THE REQUEST:
Restate the records that follow word for word; no pictures should appear.

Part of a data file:

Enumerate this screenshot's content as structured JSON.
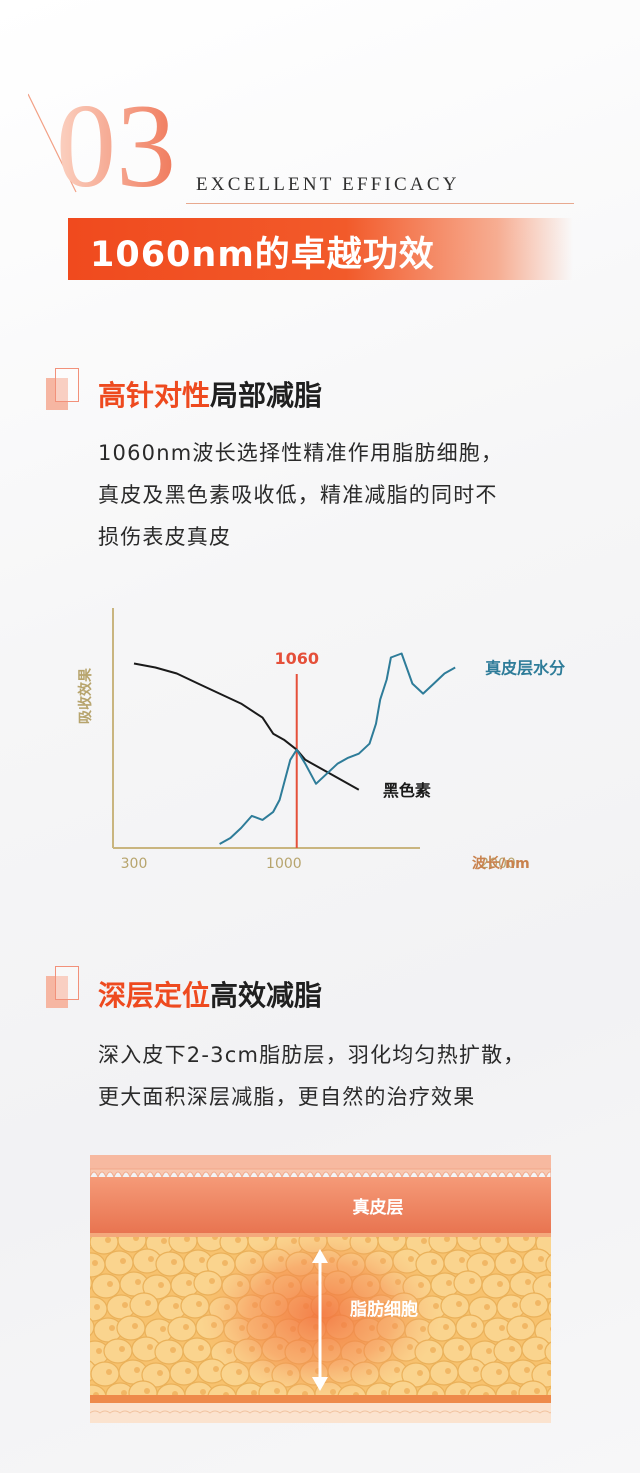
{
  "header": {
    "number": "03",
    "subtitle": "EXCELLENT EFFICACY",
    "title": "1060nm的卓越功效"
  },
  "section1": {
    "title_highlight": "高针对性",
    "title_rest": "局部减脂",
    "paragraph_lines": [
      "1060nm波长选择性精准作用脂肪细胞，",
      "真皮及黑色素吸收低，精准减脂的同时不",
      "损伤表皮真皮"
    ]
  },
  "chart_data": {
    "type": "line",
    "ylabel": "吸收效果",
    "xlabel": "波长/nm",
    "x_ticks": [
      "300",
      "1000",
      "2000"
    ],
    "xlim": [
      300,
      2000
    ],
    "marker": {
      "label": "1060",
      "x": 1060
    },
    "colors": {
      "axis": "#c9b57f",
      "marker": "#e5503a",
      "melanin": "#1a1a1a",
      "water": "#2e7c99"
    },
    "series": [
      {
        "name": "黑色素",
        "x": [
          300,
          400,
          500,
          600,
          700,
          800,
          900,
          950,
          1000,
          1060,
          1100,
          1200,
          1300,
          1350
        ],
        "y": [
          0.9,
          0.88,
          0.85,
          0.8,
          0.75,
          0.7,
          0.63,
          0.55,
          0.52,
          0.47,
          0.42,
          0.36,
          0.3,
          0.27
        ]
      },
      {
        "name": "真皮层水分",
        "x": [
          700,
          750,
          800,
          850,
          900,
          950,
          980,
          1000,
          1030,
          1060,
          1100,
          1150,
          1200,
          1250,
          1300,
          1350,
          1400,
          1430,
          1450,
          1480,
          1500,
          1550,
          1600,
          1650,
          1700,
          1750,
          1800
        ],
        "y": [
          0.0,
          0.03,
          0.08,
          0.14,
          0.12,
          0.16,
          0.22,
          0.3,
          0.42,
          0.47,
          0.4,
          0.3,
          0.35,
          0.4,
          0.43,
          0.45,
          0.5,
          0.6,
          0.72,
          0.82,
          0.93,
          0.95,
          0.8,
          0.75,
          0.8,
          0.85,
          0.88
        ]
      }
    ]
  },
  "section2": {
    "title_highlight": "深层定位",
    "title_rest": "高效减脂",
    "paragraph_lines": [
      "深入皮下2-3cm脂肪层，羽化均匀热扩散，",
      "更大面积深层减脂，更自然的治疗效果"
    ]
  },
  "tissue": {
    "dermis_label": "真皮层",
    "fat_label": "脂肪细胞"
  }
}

SOLUTION TO THIS PROBLEM:
Enumerate this screenshot's content as structured JSON.
{
  "header": {
    "number": "03",
    "subtitle": "EXCELLENT EFFICACY",
    "title": "1060nm的卓越功效"
  },
  "section1": {
    "title_highlight": "高针对性",
    "title_rest": "局部减脂",
    "paragraph_lines": [
      "1060nm波长选择性精准作用脂肪细胞，",
      "真皮及黑色素吸收低，精准减脂的同时不",
      "损伤表皮真皮"
    ]
  },
  "chart_data": {
    "type": "line",
    "ylabel": "吸收效果",
    "xlabel": "波长/nm",
    "x_ticks": [
      "300",
      "1000",
      "2000"
    ],
    "xlim": [
      300,
      2000
    ],
    "marker": {
      "label": "1060",
      "x": 1060
    },
    "colors": {
      "axis": "#c9b57f",
      "marker": "#e5503a",
      "melanin": "#1a1a1a",
      "water": "#2e7c99"
    },
    "series": [
      {
        "name": "黑色素",
        "x": [
          300,
          400,
          500,
          600,
          700,
          800,
          900,
          950,
          1000,
          1060,
          1100,
          1200,
          1300,
          1350
        ],
        "y": [
          0.9,
          0.88,
          0.85,
          0.8,
          0.75,
          0.7,
          0.63,
          0.55,
          0.52,
          0.47,
          0.42,
          0.36,
          0.3,
          0.27
        ]
      },
      {
        "name": "真皮层水分",
        "x": [
          700,
          750,
          800,
          850,
          900,
          950,
          980,
          1000,
          1030,
          1060,
          1100,
          1150,
          1200,
          1250,
          1300,
          1350,
          1400,
          1430,
          1450,
          1480,
          1500,
          1550,
          1600,
          1650,
          1700,
          1750,
          1800
        ],
        "y": [
          0.0,
          0.03,
          0.08,
          0.14,
          0.12,
          0.16,
          0.22,
          0.3,
          0.42,
          0.47,
          0.4,
          0.3,
          0.35,
          0.4,
          0.43,
          0.45,
          0.5,
          0.6,
          0.72,
          0.82,
          0.93,
          0.95,
          0.8,
          0.75,
          0.8,
          0.85,
          0.88
        ]
      }
    ]
  },
  "section2": {
    "title_highlight": "深层定位",
    "title_rest": "高效减脂",
    "paragraph_lines": [
      "深入皮下2-3cm脂肪层，羽化均匀热扩散，",
      "更大面积深层减脂，更自然的治疗效果"
    ]
  },
  "tissue": {
    "dermis_label": "真皮层",
    "fat_label": "脂肪细胞"
  }
}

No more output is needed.